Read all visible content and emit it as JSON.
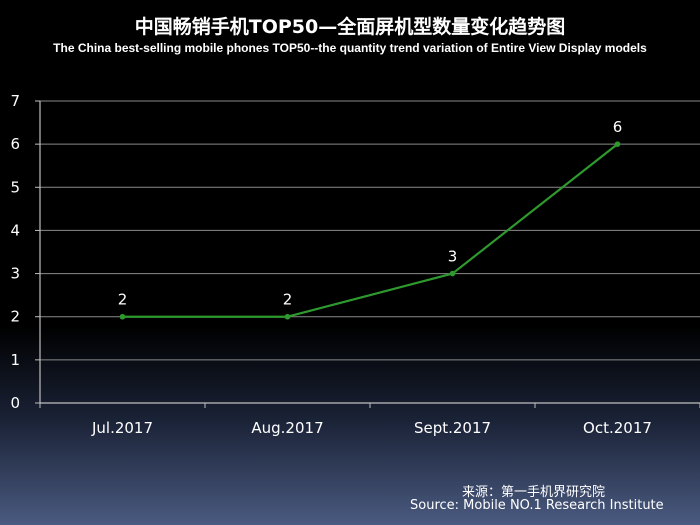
{
  "title_cn": "中国畅销手机TOP50—全面屏机型数量变化趋势图",
  "title_en": "The China best-selling mobile phones TOP50--the quantity trend variation of Entire View Display models",
  "source_cn": "来源：第一手机界研究院",
  "source_en": "Source: Mobile NO.1 Research Institute",
  "chart_data": {
    "type": "line",
    "title": "中国畅销手机TOP50—全面屏机型数量变化趋势图",
    "subtitle": "The China best-selling mobile phones TOP50--the quantity trend variation of Entire View Display models",
    "categories": [
      "Jul.2017",
      "Aug.2017",
      "Sept.2017",
      "Oct.2017"
    ],
    "series": [
      {
        "values": [
          2,
          2,
          3,
          6
        ],
        "color": "#2e9a2e"
      }
    ],
    "data_labels": [
      "2",
      "2",
      "3",
      "6"
    ],
    "yticks": [
      "0",
      "1",
      "2",
      "3",
      "4",
      "5",
      "6",
      "7"
    ],
    "ylim": [
      0,
      7
    ],
    "grid": true,
    "legend": "none",
    "xlabel": "",
    "ylabel": ""
  }
}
___
--- To be done ---
Reproduce each line of the records exactly, and omit every picture.

--- Correct answer ---
Read all visible content and emit it as JSON.
{
  "title_cn": "中国畅销手机TOP50—全面屏机型数量变化趋势图",
  "title_en": "The China best-selling mobile phones TOP50--the quantity trend variation of Entire View Display models",
  "source_cn": "来源：第一手机界研究院",
  "source_en": "Source: Mobile NO.1 Research Institute",
  "chart_data": {
    "type": "line",
    "title": "中国畅销手机TOP50—全面屏机型数量变化趋势图",
    "subtitle": "The China best-selling mobile phones TOP50--the quantity trend variation of Entire View Display models",
    "categories": [
      "Jul.2017",
      "Aug.2017",
      "Sept.2017",
      "Oct.2017"
    ],
    "series": [
      {
        "values": [
          2,
          2,
          3,
          6
        ],
        "color": "#2e9a2e"
      }
    ],
    "data_labels": [
      "2",
      "2",
      "3",
      "6"
    ],
    "yticks": [
      "0",
      "1",
      "2",
      "3",
      "4",
      "5",
      "6",
      "7"
    ],
    "ylim": [
      0,
      7
    ],
    "grid": true,
    "legend": "none",
    "xlabel": "",
    "ylabel": ""
  }
}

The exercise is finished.